Text shown —
********************

Steering the Ship of State in Russia

One of the best known moments in the great Greek mythological legends is the story of the decision by the Greek hero Odysseus on how to sail his ship safely without considerable loss of life between two hazards, the equally dangerous sea monsters Scylla and Charybdis, threatening all who seek to pass.  Today, Russian president Vladimir Putin is in a similar perilous situation, navigating between two political hazards in deciding how to commemorate the Russian revolutions of 1917.  What is to be celebrated: fervor for revolutionary change or stability?  The decision, important for internal and external reasons, is important within the country and also for those trying to understand Russia today.

President Putin has proudly asserted that "we are a single people, a united people.  We have only one Russia."  The problem is that not everyone in the population agrees with this view.  The disagreement was symbolized at an art exhibition in St. Petersburg in November 2016, when a picture was shown with a dual canvas, Tsar Nicholas II on one side and Vladimir Lenin on the other, the old and the new.

The issue has again come to the fore with the controversy over the showing of a film that was cleared for public exhibition by the Russian culture minister.  The film, Matilda, directed by Alexei Uchitel, is the story of a passionate love affair between the last tsar, Nicholas II, and a ballet dancer named Matilda Kshesinskaya, the half-Polish teenage ballerina at the Mariinsky Theater in St. Petersburg, a lady who was also the mistress of three grand dukes.

********************

Input material —
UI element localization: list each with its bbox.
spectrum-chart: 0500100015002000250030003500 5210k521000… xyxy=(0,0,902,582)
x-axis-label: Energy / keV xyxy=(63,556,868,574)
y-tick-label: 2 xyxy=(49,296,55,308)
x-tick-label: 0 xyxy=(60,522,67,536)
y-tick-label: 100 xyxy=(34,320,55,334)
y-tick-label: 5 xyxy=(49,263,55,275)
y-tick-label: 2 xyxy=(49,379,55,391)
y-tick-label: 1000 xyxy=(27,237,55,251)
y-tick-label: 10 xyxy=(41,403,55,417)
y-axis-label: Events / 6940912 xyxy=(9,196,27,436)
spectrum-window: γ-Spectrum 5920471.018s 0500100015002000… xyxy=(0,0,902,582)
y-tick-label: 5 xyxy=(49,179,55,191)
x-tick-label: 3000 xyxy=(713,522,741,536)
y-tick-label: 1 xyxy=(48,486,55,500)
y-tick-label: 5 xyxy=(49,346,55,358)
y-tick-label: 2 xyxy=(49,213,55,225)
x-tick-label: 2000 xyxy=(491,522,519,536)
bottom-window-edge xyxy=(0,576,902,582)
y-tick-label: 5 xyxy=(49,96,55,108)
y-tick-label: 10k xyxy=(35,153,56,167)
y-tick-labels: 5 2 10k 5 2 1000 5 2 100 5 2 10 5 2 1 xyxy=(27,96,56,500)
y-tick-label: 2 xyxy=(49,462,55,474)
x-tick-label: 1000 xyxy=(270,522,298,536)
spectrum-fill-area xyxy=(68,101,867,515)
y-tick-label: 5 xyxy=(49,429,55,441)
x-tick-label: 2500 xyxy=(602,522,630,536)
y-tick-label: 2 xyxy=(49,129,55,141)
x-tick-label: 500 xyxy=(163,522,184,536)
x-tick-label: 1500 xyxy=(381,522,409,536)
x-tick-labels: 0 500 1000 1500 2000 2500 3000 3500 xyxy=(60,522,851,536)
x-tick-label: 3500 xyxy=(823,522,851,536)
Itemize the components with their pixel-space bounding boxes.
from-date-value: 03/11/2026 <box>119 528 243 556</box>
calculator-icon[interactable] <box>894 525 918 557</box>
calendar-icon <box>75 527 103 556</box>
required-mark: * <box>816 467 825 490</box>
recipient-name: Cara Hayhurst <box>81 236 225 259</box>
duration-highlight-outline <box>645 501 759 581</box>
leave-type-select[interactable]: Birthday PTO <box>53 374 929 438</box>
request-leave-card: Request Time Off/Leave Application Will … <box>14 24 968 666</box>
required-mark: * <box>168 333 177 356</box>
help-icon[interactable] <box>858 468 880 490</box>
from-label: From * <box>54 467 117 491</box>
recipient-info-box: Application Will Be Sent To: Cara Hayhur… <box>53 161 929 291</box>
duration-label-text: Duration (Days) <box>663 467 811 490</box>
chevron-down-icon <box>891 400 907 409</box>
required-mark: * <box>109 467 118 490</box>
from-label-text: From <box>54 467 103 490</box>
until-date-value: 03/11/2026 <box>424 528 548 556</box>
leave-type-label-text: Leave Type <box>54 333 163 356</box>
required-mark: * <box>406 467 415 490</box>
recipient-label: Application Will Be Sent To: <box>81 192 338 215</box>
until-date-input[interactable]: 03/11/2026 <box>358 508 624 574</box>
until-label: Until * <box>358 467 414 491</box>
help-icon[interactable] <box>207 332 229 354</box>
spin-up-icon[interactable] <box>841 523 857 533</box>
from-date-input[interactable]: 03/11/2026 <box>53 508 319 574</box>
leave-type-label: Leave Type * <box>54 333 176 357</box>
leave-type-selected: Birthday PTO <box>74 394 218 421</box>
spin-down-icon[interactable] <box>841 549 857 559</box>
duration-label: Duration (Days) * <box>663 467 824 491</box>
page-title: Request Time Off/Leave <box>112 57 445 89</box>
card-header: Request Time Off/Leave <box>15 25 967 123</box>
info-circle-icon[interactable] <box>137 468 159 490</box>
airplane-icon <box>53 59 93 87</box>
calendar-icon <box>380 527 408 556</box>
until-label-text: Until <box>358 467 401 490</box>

********************

Challenge A — Rewrite the records as a numbered list, from their first line through the line containing "y-tick-label: 100 xyxy=(34,320,55,334)", leaving out blank lines.
Challenge B — Continue the essay on Russia's commemoration of the 1917 revolutions, starting after its last sentence.
The text and the records have nothing to do with each other.

Task answer A —
1. UI element localization: list each with its bbox.
2. spectrum-chart: 0500100015002000250030003500 5210k521000… xyxy=(0,0,902,582)
3. x-axis-label: Energy / keV xyxy=(63,556,868,574)
4. y-tick-label: 2 xyxy=(49,296,55,308)
5. x-tick-label: 0 xyxy=(60,522,67,536)
6. y-tick-label: 100 xyxy=(34,320,55,334)

Task answer B —
Banning of the film was suggested by conservative and religious critics, especially the Christian State-Holy Rus because it would offend the feelings of religious believers.  Insults of this kind were made a criminal offense in 2013.  Russia's largest cinema chain has decided not to show the film for fear of attacks on cinemagoers.  President Vladimir Putin, however, has said that no official is trying to ban the movie.  On the contrary, he called for dialogue about it, though a dialogue conducted within the framework of decency and within the law.  He is political president, but he is also the defender of traditional Orthodox Christian values.

The problem is compounded by two facts. One is that Tsar Nicholas, who was murdered with his family in July 1918, was canonized by the Orthodox Church in 2000.  The other is that favorable sentiments toward the old tsarist regime have been increasing.  Monuments to the tsar have been going up.  On the 99th anniversary of the murder of the tsar and his family, thousands of pilgrims, carrying icons, crosses, and portraits of Nicholas, walked 13 miles to the place of execution near Ekaterinburg.  Lenin did not organize the executions but approved them after they occurred.

Somewhat surprisingly to outsiders, a certain number of Russians favor the restoration of monarchy.  A special school, named St. Basil the Great School, has been established in a Moscow suburb to teach tsarist history.

This is interesting not only in itself, but also because the school was founded by Konstantin Malofeyev, a multimillionaire, an "Orthodox oligarch" close to the Kremlin and Putin's associates and sometimes called "Putin's Soros."  He funded the rebels in East Ukraine, has an Orthodox TV channel, and asserts that he is preparing a "new elite."  His own office in Moscow contains Orthodox icons and a large portrait of Tsar Alexander III, a fierce opponent of representative government and supporter of Russian nationalism and of Orthodoxy.  Malofeyev's St. Basil the Great Foundation is Russia's largest Orthodox charity, and his aim is to restore Orthodoxy not only in Russia, but in the world.  Equally, he has pointed out that seven of the ten wealthiest countries in the world are monarchies.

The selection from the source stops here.